* begin PROVIDED RECORDS *
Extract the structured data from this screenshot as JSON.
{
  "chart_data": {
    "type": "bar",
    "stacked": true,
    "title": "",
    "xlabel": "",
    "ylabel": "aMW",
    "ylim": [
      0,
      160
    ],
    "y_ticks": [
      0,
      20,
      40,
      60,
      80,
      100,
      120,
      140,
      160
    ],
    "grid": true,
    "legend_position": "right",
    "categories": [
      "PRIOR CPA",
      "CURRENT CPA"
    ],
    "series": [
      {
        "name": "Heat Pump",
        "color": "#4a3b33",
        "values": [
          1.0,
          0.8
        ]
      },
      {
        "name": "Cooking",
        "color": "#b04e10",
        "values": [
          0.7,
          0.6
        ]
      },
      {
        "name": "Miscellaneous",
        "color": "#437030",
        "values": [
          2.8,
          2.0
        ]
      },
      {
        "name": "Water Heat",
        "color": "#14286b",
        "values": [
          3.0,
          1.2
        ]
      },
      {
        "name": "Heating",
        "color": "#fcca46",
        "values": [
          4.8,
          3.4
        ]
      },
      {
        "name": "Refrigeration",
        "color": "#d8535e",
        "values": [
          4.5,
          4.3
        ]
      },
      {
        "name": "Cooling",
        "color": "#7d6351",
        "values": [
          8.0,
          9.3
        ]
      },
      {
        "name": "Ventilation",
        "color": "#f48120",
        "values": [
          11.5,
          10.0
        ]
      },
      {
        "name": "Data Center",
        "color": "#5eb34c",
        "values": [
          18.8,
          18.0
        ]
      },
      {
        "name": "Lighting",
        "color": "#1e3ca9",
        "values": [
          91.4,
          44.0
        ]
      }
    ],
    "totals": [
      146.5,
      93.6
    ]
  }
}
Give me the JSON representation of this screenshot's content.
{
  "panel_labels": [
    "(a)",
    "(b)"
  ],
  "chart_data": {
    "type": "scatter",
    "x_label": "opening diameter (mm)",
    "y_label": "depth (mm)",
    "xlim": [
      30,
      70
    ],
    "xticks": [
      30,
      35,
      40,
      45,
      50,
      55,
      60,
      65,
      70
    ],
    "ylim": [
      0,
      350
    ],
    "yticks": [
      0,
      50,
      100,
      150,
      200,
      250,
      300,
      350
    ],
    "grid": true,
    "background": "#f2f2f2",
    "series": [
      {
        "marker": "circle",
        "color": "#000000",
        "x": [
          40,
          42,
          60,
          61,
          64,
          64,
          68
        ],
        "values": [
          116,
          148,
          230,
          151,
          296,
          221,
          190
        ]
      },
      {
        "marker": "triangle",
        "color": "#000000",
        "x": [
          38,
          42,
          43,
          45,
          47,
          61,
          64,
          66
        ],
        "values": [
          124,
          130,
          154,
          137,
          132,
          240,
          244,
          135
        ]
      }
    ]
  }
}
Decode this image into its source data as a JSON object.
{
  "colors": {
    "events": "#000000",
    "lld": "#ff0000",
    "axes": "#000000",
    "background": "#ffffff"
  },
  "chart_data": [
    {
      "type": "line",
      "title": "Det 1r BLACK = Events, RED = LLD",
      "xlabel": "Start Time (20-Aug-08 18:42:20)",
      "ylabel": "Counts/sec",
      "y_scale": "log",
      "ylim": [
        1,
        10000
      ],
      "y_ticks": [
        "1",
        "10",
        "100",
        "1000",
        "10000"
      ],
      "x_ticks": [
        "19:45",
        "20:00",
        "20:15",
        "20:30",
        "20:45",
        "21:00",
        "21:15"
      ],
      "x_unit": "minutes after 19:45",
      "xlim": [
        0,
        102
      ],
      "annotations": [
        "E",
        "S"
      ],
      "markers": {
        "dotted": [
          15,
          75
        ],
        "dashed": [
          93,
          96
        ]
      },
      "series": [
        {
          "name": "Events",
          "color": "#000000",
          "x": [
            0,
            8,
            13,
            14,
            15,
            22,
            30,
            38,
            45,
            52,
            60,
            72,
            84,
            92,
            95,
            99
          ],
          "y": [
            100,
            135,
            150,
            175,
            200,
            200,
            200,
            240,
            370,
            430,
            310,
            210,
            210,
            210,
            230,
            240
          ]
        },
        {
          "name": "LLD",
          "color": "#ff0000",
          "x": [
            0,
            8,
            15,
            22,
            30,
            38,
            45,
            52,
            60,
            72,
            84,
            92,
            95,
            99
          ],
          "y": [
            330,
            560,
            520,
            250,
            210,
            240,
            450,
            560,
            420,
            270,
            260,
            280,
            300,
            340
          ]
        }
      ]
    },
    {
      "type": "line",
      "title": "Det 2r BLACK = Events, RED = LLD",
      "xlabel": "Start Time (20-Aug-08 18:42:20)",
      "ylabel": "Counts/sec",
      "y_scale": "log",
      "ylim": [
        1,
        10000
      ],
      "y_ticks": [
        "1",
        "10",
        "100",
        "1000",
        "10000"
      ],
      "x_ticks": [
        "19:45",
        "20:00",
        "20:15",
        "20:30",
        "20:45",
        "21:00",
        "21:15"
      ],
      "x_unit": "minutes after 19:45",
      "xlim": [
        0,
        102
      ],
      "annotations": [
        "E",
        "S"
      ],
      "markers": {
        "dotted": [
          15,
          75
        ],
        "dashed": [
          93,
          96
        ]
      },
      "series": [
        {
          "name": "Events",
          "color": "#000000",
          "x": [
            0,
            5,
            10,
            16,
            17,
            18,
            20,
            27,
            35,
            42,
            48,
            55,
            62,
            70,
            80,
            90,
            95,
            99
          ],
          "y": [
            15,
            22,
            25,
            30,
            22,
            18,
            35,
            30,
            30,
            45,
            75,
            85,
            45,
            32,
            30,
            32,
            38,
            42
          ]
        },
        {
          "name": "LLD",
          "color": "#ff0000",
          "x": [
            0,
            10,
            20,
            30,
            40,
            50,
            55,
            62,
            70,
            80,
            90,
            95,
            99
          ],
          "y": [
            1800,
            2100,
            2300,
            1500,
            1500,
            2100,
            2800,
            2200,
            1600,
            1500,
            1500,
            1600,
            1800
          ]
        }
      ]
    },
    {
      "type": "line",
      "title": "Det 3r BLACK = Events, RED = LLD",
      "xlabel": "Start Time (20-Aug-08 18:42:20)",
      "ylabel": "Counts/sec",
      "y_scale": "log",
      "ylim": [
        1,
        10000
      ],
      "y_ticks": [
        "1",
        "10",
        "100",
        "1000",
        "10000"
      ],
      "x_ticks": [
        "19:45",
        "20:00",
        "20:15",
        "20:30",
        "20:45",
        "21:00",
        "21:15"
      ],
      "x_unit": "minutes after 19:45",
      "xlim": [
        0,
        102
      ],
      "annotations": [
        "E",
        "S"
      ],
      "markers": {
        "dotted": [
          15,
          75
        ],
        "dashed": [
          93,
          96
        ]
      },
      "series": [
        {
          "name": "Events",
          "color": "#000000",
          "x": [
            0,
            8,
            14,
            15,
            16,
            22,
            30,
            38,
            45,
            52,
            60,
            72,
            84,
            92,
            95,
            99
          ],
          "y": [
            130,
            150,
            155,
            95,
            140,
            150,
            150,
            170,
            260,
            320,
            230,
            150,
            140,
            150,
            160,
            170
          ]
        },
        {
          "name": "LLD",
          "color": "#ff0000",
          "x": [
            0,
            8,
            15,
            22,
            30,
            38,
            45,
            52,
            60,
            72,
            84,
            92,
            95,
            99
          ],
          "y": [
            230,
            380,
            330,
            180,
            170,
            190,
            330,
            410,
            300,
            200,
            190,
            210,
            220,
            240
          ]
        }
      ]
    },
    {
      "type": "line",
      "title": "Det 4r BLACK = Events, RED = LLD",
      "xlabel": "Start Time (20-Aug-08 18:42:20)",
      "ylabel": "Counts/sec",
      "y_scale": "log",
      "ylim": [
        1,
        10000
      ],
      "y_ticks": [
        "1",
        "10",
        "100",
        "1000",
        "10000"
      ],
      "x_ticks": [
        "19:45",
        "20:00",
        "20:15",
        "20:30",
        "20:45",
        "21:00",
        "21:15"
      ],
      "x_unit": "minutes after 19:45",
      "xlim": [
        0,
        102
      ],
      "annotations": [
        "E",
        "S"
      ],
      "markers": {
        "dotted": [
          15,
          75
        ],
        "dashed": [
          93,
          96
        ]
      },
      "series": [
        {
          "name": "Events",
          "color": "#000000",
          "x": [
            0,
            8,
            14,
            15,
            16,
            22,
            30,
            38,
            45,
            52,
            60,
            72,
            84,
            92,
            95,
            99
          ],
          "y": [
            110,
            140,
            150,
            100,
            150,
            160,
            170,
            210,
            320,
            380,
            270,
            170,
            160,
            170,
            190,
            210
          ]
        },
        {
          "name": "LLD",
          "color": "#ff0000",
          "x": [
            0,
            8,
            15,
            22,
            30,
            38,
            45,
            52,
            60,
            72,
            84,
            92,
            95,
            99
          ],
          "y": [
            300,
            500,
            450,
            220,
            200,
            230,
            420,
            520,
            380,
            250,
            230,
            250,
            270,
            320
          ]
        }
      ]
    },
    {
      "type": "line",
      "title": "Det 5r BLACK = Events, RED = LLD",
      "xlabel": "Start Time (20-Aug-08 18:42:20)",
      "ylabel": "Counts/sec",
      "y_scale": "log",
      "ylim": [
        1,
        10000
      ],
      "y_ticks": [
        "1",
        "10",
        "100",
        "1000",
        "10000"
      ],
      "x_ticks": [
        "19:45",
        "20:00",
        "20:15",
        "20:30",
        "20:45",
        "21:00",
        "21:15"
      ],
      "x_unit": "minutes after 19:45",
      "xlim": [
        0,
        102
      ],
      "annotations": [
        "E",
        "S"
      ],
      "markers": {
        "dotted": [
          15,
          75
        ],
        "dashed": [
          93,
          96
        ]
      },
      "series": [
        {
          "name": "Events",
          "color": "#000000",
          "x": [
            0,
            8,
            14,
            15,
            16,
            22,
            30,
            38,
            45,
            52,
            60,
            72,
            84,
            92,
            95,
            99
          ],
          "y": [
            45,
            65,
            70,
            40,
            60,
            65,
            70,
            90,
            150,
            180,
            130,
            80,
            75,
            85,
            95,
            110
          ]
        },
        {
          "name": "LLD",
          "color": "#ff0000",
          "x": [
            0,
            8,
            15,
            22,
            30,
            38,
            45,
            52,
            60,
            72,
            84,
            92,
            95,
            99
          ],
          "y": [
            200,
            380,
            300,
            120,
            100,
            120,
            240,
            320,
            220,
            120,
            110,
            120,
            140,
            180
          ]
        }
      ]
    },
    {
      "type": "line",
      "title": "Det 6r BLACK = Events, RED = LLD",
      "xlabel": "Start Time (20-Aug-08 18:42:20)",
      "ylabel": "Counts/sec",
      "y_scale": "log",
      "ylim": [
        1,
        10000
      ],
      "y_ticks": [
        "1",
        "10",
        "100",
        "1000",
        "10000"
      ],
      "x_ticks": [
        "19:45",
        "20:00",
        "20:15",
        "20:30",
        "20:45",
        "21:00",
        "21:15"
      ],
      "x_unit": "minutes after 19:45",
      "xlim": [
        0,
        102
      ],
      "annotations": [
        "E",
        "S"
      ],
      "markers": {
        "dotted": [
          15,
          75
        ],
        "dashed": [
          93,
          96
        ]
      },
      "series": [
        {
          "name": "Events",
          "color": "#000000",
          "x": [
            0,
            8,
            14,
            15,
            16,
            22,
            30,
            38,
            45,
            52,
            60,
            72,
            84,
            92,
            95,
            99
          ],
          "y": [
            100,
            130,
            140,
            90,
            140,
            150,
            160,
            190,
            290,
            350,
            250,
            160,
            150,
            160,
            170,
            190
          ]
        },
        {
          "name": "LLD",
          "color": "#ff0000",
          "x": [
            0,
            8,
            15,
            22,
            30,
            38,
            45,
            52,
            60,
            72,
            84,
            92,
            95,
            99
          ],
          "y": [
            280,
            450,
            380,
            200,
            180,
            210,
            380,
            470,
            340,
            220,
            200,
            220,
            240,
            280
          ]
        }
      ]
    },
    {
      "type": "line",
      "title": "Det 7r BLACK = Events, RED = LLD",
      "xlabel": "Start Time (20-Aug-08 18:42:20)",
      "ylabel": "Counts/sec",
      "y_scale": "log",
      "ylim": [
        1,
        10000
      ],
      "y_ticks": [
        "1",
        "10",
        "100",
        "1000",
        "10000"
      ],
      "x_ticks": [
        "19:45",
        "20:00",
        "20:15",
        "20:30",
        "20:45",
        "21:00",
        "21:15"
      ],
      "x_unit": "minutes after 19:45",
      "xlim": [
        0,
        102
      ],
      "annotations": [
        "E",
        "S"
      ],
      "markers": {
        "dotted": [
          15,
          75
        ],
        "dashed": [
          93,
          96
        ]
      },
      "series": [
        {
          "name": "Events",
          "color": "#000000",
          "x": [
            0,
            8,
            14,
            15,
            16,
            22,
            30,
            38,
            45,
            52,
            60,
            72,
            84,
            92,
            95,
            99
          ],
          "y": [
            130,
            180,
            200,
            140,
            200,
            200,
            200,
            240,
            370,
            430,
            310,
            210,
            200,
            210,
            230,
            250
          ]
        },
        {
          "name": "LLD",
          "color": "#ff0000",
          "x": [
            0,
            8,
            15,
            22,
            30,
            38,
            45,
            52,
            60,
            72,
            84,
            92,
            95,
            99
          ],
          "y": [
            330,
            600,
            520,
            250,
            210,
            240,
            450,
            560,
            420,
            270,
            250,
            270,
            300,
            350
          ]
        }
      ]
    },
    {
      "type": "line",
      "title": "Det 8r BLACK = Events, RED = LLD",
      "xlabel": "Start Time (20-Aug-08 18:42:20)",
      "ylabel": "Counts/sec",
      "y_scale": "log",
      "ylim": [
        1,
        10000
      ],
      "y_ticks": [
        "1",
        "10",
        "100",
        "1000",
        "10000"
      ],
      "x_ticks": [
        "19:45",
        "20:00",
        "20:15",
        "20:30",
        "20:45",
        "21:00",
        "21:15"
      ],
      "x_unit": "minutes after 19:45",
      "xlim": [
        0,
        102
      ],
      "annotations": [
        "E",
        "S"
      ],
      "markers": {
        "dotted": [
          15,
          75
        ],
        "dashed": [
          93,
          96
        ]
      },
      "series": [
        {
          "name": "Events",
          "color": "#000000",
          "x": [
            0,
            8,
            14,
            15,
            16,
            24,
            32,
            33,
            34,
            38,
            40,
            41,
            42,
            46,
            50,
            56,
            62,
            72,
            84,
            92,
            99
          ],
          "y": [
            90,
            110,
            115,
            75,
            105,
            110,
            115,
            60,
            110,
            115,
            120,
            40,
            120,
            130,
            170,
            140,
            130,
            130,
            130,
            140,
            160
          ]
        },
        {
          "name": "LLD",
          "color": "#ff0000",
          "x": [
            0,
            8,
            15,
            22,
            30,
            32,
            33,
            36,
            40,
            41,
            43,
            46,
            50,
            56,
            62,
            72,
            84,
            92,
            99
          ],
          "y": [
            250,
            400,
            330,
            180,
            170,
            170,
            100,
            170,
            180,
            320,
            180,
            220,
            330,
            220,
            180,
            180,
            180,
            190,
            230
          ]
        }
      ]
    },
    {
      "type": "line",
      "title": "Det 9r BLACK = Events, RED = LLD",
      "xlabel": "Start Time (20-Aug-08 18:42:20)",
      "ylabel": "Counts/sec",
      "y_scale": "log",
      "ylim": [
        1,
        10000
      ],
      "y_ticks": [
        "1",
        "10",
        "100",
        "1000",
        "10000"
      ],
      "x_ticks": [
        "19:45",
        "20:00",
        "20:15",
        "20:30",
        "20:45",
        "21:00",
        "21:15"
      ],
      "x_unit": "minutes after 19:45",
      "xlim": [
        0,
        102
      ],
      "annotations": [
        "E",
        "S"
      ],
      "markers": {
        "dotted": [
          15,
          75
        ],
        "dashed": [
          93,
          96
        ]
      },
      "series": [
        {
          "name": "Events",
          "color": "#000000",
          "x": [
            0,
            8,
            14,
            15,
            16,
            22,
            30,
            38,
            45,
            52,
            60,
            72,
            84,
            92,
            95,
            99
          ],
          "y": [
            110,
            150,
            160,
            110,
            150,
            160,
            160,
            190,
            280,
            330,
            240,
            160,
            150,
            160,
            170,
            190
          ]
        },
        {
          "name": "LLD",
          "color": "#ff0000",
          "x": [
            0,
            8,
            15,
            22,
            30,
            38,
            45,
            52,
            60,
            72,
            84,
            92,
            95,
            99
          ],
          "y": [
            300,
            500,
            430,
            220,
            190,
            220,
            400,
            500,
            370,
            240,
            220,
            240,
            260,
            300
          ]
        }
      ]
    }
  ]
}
* end PROVIDED RECORDS *
◆ THE EXERCISE: Identify and copy lines that hold the string "title".

◆ WRITTEN ANSWER:
    "title": "",
      "title": "Det 1r BLACK = Events, RED = LLD",
      "title": "Det 2r BLACK = Events, RED = LLD",
      "title": "Det 3r BLACK = Events, RED = LLD",
      "title": "Det 4r BLACK = Events, RED = LLD",
      "title": "Det 5r BLACK = Events, RED = LLD",
      "title": "Det 6r BLACK = Events, RED = LLD",
      "title": "Det 7r BLACK = Events, RED = LLD",
      "title": "Det 8r BLACK = Events, RED = LLD",
      "title": "Det 9r BLACK = Events, RED = LLD",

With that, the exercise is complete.